**Task directions**
Copy every line from the data below in which the string "انعقاد" can be found.

- - - -

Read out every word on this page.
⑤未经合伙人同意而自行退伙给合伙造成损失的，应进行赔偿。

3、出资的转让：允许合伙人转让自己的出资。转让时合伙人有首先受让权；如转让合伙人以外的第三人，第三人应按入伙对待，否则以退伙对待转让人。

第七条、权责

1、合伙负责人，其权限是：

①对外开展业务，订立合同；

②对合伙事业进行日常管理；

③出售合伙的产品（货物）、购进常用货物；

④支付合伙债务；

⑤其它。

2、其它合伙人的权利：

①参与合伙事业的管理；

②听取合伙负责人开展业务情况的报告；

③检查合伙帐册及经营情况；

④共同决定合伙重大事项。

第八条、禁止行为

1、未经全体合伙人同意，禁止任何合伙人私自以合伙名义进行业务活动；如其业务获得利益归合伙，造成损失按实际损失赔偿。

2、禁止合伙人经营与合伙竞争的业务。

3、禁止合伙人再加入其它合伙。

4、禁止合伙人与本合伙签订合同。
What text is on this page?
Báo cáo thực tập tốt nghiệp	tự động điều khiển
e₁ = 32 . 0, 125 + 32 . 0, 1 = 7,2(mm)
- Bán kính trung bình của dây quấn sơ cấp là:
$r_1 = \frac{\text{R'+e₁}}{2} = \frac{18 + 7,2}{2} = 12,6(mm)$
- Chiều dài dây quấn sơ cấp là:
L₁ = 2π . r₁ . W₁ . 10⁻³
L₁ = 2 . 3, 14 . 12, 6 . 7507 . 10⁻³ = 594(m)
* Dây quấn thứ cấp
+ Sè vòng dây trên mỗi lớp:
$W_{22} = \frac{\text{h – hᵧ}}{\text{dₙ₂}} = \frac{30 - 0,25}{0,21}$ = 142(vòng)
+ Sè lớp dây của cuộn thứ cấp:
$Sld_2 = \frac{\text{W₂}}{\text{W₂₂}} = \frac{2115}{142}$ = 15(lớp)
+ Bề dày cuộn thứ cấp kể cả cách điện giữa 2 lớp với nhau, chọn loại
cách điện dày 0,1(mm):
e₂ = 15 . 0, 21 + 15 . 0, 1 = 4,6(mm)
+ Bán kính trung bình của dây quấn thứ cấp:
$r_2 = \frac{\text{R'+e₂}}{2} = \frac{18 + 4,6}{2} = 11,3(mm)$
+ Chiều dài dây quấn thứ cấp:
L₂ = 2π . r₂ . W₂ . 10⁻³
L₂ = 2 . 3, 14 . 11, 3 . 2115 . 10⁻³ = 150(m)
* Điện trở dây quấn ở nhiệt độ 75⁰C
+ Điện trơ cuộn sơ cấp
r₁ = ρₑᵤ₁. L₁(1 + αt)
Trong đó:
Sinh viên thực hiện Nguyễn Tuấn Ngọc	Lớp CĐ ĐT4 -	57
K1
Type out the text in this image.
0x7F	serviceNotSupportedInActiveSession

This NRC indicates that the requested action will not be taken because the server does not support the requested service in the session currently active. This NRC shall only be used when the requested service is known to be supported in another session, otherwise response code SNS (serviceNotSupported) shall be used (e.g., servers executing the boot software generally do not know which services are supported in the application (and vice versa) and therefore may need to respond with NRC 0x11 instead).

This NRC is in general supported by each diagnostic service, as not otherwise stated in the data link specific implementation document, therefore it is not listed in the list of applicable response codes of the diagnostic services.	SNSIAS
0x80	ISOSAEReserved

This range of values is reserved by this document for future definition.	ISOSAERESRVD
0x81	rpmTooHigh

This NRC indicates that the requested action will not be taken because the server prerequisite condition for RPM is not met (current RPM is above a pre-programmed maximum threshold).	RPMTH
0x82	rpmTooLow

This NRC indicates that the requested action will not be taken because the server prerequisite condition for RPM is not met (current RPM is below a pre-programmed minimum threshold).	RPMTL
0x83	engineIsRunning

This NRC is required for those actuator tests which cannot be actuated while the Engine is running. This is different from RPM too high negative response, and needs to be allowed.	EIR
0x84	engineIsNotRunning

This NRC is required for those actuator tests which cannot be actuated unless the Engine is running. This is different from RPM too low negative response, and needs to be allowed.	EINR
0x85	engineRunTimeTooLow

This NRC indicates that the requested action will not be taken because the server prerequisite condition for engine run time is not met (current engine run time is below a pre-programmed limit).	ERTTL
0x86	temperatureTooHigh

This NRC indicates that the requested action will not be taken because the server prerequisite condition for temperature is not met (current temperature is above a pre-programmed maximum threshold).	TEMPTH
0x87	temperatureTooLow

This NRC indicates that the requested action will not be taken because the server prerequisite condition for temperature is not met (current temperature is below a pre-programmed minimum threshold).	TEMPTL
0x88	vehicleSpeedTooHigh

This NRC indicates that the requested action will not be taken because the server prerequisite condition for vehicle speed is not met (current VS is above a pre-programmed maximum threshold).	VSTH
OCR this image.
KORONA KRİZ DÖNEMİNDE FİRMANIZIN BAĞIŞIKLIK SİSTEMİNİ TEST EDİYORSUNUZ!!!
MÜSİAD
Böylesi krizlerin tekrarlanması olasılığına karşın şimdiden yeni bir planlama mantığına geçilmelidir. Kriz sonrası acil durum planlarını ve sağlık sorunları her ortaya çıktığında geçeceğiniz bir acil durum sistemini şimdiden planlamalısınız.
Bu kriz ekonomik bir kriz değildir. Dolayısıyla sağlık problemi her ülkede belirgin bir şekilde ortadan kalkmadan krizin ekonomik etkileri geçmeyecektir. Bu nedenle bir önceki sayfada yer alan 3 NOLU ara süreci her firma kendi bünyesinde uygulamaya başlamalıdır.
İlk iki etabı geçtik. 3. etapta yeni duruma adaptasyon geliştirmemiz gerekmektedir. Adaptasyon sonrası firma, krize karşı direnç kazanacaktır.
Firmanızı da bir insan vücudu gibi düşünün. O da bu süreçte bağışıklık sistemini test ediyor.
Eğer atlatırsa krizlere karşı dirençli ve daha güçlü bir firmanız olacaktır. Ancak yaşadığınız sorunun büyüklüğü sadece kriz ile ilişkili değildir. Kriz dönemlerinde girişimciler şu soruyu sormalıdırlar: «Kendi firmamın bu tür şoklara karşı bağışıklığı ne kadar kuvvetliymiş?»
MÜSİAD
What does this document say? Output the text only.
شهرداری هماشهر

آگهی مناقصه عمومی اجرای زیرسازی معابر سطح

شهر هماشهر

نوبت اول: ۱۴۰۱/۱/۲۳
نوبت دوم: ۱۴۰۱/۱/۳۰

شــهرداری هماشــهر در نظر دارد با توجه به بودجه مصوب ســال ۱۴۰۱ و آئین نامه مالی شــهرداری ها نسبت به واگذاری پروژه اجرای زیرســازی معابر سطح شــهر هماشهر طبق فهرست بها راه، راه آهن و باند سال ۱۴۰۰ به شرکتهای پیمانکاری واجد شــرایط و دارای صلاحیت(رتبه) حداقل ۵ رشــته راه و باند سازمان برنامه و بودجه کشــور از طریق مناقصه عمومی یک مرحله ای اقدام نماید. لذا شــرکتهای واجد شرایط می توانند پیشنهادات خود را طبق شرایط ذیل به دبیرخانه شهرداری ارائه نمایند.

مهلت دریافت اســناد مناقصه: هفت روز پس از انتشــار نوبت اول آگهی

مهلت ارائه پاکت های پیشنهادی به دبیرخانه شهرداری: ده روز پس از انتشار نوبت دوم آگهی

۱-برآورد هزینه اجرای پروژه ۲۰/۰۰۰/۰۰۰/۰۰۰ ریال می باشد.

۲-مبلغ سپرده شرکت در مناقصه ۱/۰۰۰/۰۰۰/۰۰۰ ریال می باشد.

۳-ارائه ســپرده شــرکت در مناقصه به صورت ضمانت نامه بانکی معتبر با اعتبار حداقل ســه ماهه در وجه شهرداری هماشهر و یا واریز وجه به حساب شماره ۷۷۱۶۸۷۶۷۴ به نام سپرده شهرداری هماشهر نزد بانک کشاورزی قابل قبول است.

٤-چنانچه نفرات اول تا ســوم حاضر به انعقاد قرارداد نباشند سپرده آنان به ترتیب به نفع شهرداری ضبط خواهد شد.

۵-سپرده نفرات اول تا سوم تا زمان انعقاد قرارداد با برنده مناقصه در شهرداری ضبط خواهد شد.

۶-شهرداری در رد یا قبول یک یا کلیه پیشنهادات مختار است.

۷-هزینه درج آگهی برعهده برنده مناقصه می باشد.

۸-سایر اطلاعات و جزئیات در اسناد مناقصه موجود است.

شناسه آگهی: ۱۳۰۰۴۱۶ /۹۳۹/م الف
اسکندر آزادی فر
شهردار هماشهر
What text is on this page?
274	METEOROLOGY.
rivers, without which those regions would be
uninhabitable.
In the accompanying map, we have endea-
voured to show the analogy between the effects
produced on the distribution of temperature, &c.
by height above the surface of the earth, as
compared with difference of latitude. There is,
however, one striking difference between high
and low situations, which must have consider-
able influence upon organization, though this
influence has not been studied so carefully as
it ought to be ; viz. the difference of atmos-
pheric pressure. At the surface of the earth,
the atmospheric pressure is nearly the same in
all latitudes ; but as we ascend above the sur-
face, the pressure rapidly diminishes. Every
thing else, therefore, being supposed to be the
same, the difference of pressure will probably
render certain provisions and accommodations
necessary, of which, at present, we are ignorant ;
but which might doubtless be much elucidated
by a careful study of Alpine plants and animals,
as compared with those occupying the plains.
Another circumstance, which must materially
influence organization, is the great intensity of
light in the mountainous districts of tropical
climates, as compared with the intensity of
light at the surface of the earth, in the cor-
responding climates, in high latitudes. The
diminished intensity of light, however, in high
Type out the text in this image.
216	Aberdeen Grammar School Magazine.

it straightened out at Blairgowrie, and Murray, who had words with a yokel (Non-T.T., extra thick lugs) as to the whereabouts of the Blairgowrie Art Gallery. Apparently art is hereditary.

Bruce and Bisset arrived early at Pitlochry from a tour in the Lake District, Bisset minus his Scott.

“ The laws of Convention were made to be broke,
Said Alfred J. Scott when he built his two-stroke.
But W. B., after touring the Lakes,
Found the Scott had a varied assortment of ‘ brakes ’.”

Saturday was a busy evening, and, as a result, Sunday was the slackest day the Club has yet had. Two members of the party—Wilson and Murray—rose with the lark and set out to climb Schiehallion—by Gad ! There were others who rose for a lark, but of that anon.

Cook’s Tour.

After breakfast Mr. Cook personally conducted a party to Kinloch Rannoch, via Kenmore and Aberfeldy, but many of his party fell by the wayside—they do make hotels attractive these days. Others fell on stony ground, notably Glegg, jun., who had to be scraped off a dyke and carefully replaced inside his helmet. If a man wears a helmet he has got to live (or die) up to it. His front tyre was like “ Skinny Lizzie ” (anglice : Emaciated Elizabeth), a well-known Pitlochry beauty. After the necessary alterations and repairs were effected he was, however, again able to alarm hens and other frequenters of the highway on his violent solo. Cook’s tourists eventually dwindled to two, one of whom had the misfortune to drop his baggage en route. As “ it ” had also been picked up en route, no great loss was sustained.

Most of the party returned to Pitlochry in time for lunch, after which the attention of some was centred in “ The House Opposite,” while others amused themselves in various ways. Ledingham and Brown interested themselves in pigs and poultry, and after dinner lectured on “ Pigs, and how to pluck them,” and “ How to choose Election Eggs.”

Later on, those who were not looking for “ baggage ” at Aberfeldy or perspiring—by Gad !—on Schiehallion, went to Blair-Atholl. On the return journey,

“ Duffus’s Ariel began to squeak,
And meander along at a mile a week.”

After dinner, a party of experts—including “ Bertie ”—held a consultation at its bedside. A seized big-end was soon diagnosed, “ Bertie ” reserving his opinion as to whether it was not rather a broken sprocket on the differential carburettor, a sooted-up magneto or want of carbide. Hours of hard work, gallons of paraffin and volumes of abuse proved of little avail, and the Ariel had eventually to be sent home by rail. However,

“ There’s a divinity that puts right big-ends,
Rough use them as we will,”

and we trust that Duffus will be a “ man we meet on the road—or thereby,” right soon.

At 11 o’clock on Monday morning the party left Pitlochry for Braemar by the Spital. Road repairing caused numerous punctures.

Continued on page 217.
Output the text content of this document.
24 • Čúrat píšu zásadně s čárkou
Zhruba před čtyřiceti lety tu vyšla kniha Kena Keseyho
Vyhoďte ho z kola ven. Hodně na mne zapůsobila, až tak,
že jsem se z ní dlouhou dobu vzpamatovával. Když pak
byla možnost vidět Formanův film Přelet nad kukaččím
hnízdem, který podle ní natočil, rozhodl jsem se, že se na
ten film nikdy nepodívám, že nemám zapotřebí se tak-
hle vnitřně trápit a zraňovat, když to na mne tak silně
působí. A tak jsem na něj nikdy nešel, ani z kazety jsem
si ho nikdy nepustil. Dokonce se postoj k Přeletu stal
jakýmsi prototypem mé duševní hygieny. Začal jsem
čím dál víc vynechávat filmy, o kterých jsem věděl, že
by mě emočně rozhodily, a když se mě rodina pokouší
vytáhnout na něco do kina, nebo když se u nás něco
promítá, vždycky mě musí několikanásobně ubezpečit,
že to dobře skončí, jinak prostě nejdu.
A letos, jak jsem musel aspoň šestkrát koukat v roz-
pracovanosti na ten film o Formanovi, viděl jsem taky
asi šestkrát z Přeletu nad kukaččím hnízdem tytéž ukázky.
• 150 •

- - - -

**Solution below**
٤-چنانچه نفرات اول تا ســوم حاضر به انعقاد قرارداد نباشند سپرده آنان به ترتیب به نفع شهرداری ضبط خواهد شد.
۵-سپرده نفرات اول تا سوم تا زمان انعقاد قرارداد با برنده مناقصه در شهرداری ضبط خواهد شد.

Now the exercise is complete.